• [WHAT TO DO] Lines that include the string "hydrochloride" are the ones to copy from the entries below.

• [RECORD SET]
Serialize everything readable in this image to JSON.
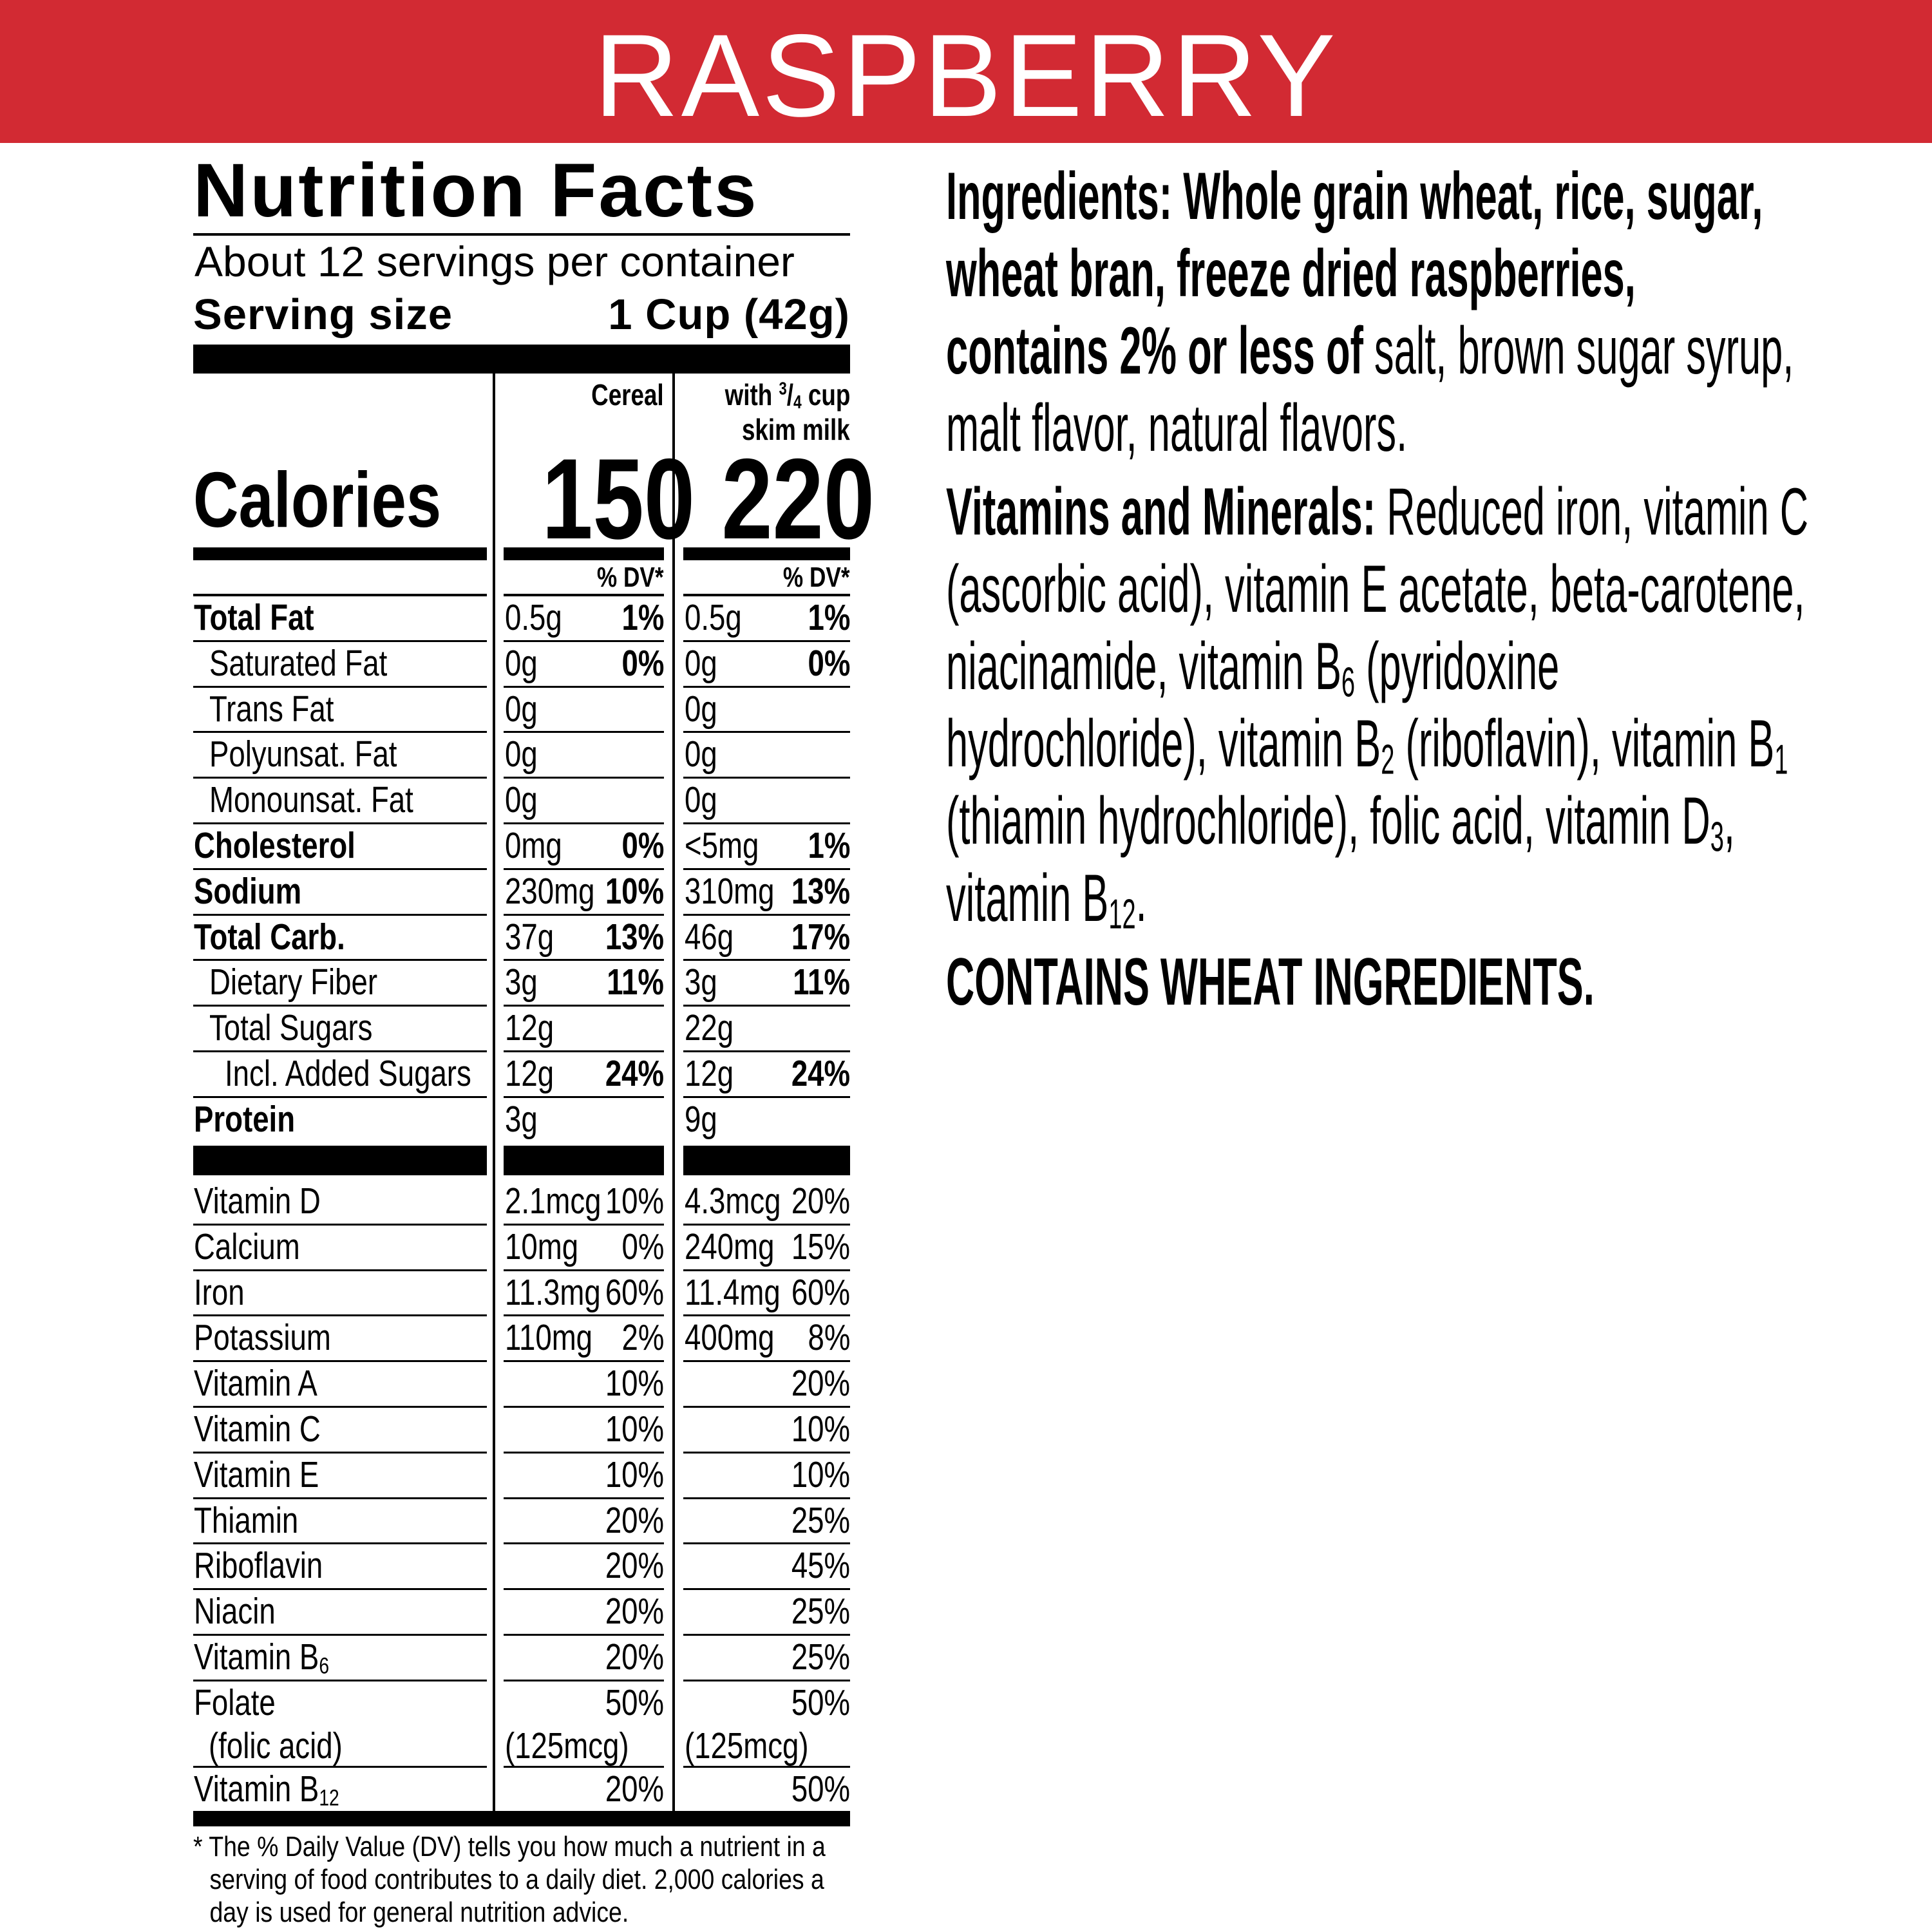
{
  "colors": {
    "banner": "#d22a33",
    "text": "#000000",
    "banner_text": "#ffffff"
  },
  "banner": {
    "title": "RASPBERRY"
  },
  "nutrition": {
    "title": "Nutrition Facts",
    "servings_per_container": "About 12 servings per container",
    "serving_size_label": "Serving size",
    "serving_size_value": "1 Cup (42g)",
    "col_cereal": "Cereal",
    "col_milk_line1_pre": "with ",
    "col_milk_fraction_num": "3",
    "col_milk_fraction_den": "4",
    "col_milk_line1_post": " cup",
    "col_milk_line2": "skim milk",
    "calories_label": "Calories",
    "calories_cereal": "150",
    "calories_milk": "220",
    "dv_header": "% DV*",
    "nutrients": [
      {
        "name": "Total Fat",
        "bold": true,
        "indent": 0,
        "cereal_amt": "0.5g",
        "cereal_dv": "1%",
        "milk_amt": "0.5g",
        "milk_dv": "1%"
      },
      {
        "name": "Saturated Fat",
        "bold": false,
        "indent": 1,
        "cereal_amt": "0g",
        "cereal_dv": "0%",
        "milk_amt": "0g",
        "milk_dv": "0%"
      },
      {
        "name": "Trans Fat",
        "bold": false,
        "indent": 1,
        "cereal_amt": "0g",
        "cereal_dv": "",
        "milk_amt": "0g",
        "milk_dv": ""
      },
      {
        "name": "Polyunsat. Fat",
        "bold": false,
        "indent": 1,
        "cereal_amt": "0g",
        "cereal_dv": "",
        "milk_amt": "0g",
        "milk_dv": ""
      },
      {
        "name": "Monounsat. Fat",
        "bold": false,
        "indent": 1,
        "cereal_amt": "0g",
        "cereal_dv": "",
        "milk_amt": "0g",
        "milk_dv": ""
      },
      {
        "name": "Cholesterol",
        "bold": true,
        "indent": 0,
        "cereal_amt": "0mg",
        "cereal_dv": "0%",
        "milk_amt": "<5mg",
        "milk_dv": "1%"
      },
      {
        "name": "Sodium",
        "bold": true,
        "indent": 0,
        "cereal_amt": "230mg",
        "cereal_dv": "10%",
        "milk_amt": "310mg",
        "milk_dv": "13%"
      },
      {
        "name": "Total Carb.",
        "bold": true,
        "indent": 0,
        "cereal_amt": "37g",
        "cereal_dv": "13%",
        "milk_amt": "46g",
        "milk_dv": "17%"
      },
      {
        "name": "Dietary Fiber",
        "bold": false,
        "indent": 1,
        "cereal_amt": "3g",
        "cereal_dv": "11%",
        "milk_amt": "3g",
        "milk_dv": "11%"
      },
      {
        "name": "Total Sugars",
        "bold": false,
        "indent": 1,
        "cereal_amt": "12g",
        "cereal_dv": "",
        "milk_amt": "22g",
        "milk_dv": ""
      },
      {
        "name": "Incl. Added Sugars",
        "bold": false,
        "indent": 2,
        "cereal_amt": "12g",
        "cereal_dv": "24%",
        "milk_amt": "12g",
        "milk_dv": "24%"
      },
      {
        "name": "Protein",
        "bold": true,
        "indent": 0,
        "cereal_amt": "3g",
        "cereal_dv": "",
        "milk_amt": "9g",
        "milk_dv": ""
      }
    ],
    "vitamins": [
      {
        "name": "Vitamin D",
        "sub": "",
        "cereal_amt": "2.1mcg",
        "cereal_dv": "10%",
        "milk_amt": "4.3mcg",
        "milk_dv": "20%"
      },
      {
        "name": "Calcium",
        "sub": "",
        "cereal_amt": "10mg",
        "cereal_dv": "0%",
        "milk_amt": "240mg",
        "milk_dv": "15%"
      },
      {
        "name": "Iron",
        "sub": "",
        "cereal_amt": "11.3mg",
        "cereal_dv": "60%",
        "milk_amt": "11.4mg",
        "milk_dv": "60%"
      },
      {
        "name": "Potassium",
        "sub": "",
        "cereal_amt": "110mg",
        "cereal_dv": "2%",
        "milk_amt": "400mg",
        "milk_dv": "8%"
      },
      {
        "name": "Vitamin A",
        "sub": "",
        "cereal_amt": "",
        "cereal_dv": "10%",
        "milk_amt": "",
        "milk_dv": "20%"
      },
      {
        "name": "Vitamin C",
        "sub": "",
        "cereal_amt": "",
        "cereal_dv": "10%",
        "milk_amt": "",
        "milk_dv": "10%"
      },
      {
        "name": "Vitamin E",
        "sub": "",
        "cereal_amt": "",
        "cereal_dv": "10%",
        "milk_amt": "",
        "milk_dv": "10%"
      },
      {
        "name": "Thiamin",
        "sub": "",
        "cereal_amt": "",
        "cereal_dv": "20%",
        "milk_amt": "",
        "milk_dv": "25%"
      },
      {
        "name": "Riboflavin",
        "sub": "",
        "cereal_amt": "",
        "cereal_dv": "20%",
        "milk_amt": "",
        "milk_dv": "45%"
      },
      {
        "name": "Niacin",
        "sub": "",
        "cereal_amt": "",
        "cereal_dv": "20%",
        "milk_amt": "",
        "milk_dv": "25%"
      },
      {
        "name": "Vitamin B",
        "sub": "6",
        "cereal_amt": "",
        "cereal_dv": "20%",
        "milk_amt": "",
        "milk_dv": "25%"
      },
      {
        "name": "Folate",
        "name2": "(folic acid)",
        "sub": "",
        "cereal_amt": "(125mcg)",
        "cereal_dv": "50%",
        "milk_amt": "(125mcg)",
        "milk_dv": "50%"
      },
      {
        "name": "Vitamin B",
        "sub": "12",
        "cereal_amt": "",
        "cereal_dv": "20%",
        "milk_amt": "",
        "milk_dv": "50%"
      }
    ],
    "footnote": "* The % Daily Value (DV) tells you how much a nutrient in a serving of food contributes to a daily diet. 2,000 calories a day is used for general nutrition advice."
  },
  "ingredients": {
    "label": "Ingredients:",
    "text": " Whole grain wheat, rice, sugar, wheat bran, freeze dried raspberries, contains 2% or less of",
    "text_regular": " salt, brown sugar syrup, malt flavor, natural flavors.",
    "vitamins_label": "Vitamins and Minerals:",
    "vitamins_parts": [
      {
        "t": " Reduced iron, vitamin C (ascorbic acid), vitamin E acetate, beta-carotene, niacinamide, vitamin B"
      },
      {
        "t": "6",
        "sub": true
      },
      {
        "t": " (pyridoxine hydrochloride), vitamin B"
      },
      {
        "t": "2",
        "sub": true
      },
      {
        "t": " (riboflavin), vitamin B"
      },
      {
        "t": "1",
        "sub": true
      },
      {
        "t": " (thiamin hydrochloride), folic acid, vitamin D"
      },
      {
        "t": "3",
        "sub": true
      },
      {
        "t": ", vitamin B"
      },
      {
        "t": "12",
        "sub": true
      },
      {
        "t": "."
      }
    ],
    "allergen": "CONTAINS WHEAT INGREDIENTS."
  }
}
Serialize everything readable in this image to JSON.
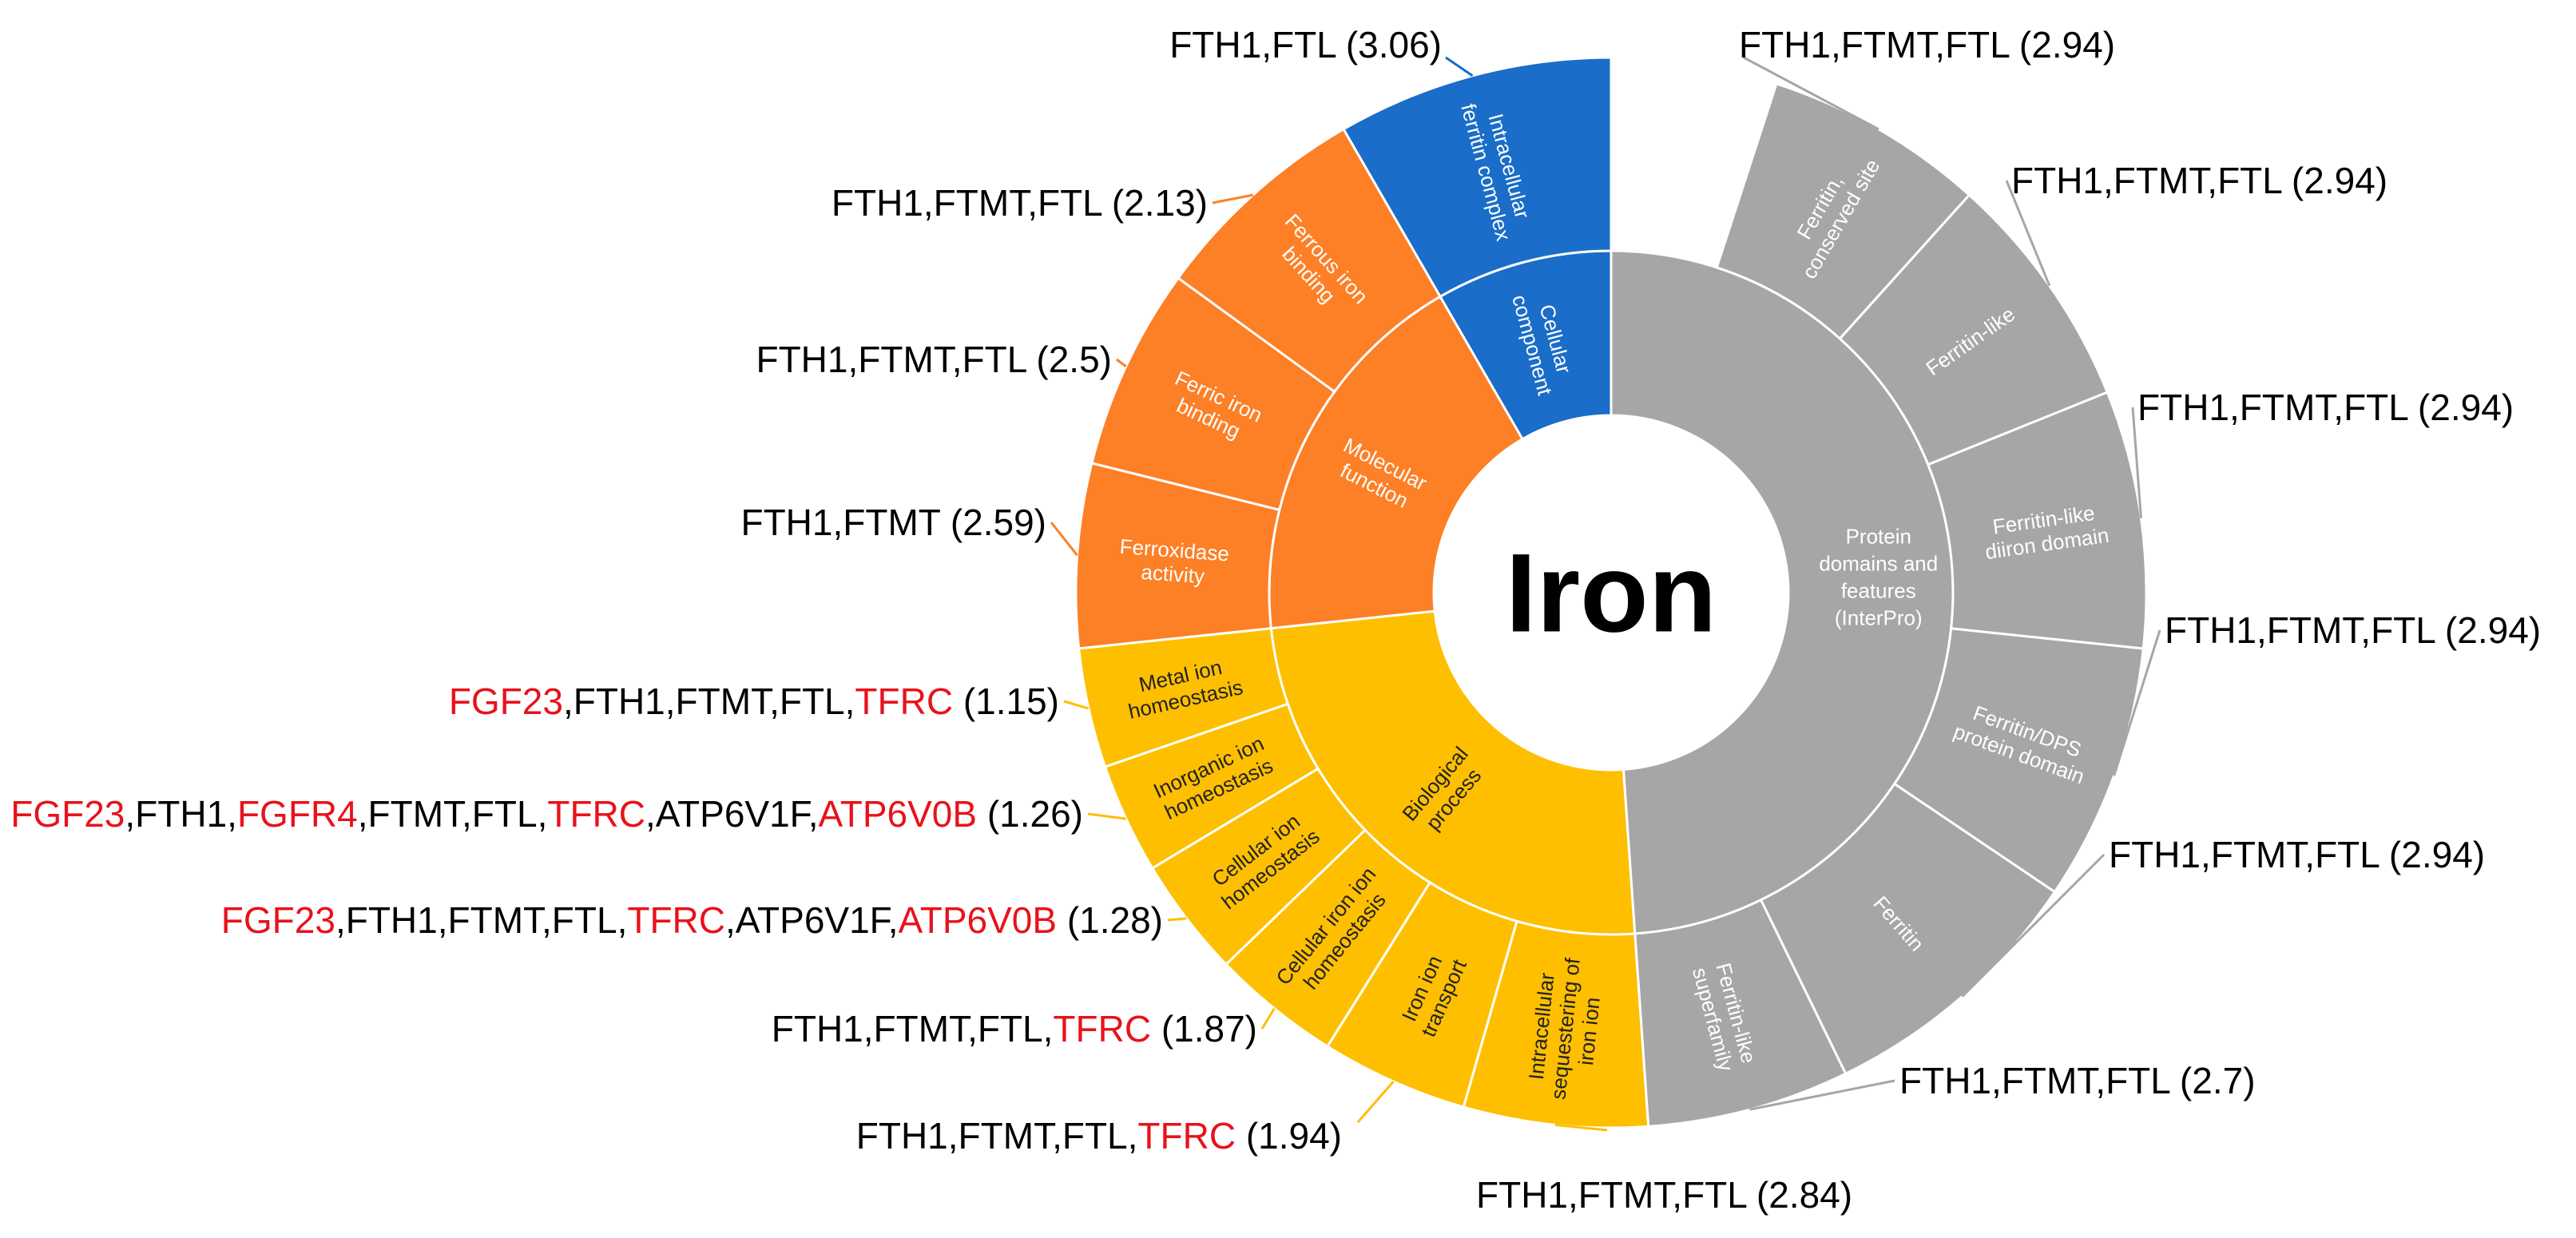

• [ANSWER SPACE]
        "t": " (pyridoxine hydrochloride), vitamin B"
        "t": " (thiamin hydrochloride), folic acid, vitamin D"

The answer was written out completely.